Written exercise: Transcribe all the records with complete accuracy.

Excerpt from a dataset
• • • • •
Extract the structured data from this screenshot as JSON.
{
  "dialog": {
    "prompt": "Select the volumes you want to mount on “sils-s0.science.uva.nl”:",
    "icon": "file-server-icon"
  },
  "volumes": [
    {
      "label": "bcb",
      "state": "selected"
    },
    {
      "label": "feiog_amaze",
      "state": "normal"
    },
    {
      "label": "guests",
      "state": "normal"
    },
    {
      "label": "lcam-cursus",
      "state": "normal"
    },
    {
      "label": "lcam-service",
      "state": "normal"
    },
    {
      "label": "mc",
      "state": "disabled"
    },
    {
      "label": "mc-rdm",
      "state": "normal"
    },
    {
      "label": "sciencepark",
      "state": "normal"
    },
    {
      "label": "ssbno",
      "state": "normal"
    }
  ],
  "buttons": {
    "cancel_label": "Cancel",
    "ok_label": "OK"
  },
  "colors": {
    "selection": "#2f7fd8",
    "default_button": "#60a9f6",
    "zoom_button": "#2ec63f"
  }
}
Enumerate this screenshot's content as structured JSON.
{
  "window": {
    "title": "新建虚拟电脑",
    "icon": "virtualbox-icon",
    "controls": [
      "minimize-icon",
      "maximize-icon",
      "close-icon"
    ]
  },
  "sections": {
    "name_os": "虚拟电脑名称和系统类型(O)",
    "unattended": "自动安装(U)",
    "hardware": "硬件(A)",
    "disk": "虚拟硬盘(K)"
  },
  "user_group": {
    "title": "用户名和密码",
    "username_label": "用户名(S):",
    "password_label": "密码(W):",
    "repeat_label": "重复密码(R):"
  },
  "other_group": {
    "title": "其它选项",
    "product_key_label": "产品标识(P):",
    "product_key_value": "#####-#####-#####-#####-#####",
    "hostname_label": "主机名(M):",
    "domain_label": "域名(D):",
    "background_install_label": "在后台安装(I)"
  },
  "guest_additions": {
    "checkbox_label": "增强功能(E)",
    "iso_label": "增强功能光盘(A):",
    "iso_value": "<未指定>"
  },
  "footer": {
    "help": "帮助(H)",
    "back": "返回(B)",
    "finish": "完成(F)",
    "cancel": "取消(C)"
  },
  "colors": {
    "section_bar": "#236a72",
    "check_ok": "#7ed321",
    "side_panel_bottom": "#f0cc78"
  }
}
• • • • •
Result:
Extract the structured data from this screenshot as JSON.
{
  "dialog": {
    "prompt": "Select the volumes you want to mount on “sils-s0.science.uva.nl”:",
    "icon": "file-server-icon"
  },
  "volumes": [
    {
      "label": "bcb",
      "state": "selected"
    },
    {
      "label": "feiog_amaze",
      "state": "normal"
    },
    {
      "label": "guests",
      "state": "normal"
    },
    {
      "label": "lcam-cursus",
      "state": "normal"
    },
    {
      "label": "lcam-service",
      "state": "normal"
    },
    {
      "label": "mc",
      "state": "disabled"
    },
    {
      "label": "mc-rdm",
      "state": "normal"
    },
    {
      "label": "sciencepark",
      "state": "normal"
    },
    {
      "label": "ssbno",
      "state": "normal"
    }
  ],
  "buttons": {
    "cancel_label": "Cancel",
    "ok_label": "OK"
  },
  "colors": {
    "selection": "#2f7fd8",
    "default_button": "#60a9f6",
    "zoom_button": "#2ec63f"
  }
}
Enumerate this screenshot's content as structured JSON.
{
  "window": {
    "title": "新建虚拟电脑",
    "icon": "virtualbox-icon",
    "controls": [
      "minimize-icon",
      "maximize-icon",
      "close-icon"
    ]
  },
  "sections": {
    "name_os": "虚拟电脑名称和系统类型(O)",
    "unattended": "自动安装(U)",
    "hardware": "硬件(A)",
    "disk": "虚拟硬盘(K)"
  },
  "user_group": {
    "title": "用户名和密码",
    "username_label": "用户名(S):",
    "password_label": "密码(W):",
    "repeat_label": "重复密码(R):"
  },
  "other_group": {
    "title": "其它选项",
    "product_key_label": "产品标识(P):",
    "product_key_value": "#####-#####-#####-#####-#####",
    "hostname_label": "主机名(M):",
    "domain_label": "域名(D):",
    "background_install_label": "在后台安装(I)"
  },
  "guest_additions": {
    "checkbox_label": "增强功能(E)",
    "iso_label": "增强功能光盘(A):",
    "iso_value": "<未指定>"
  },
  "footer": {
    "help": "帮助(H)",
    "back": "返回(B)",
    "finish": "完成(F)",
    "cancel": "取消(C)"
  },
  "colors": {
    "section_bar": "#236a72",
    "check_ok": "#7ed321",
    "side_panel_bottom": "#f0cc78"
  }
}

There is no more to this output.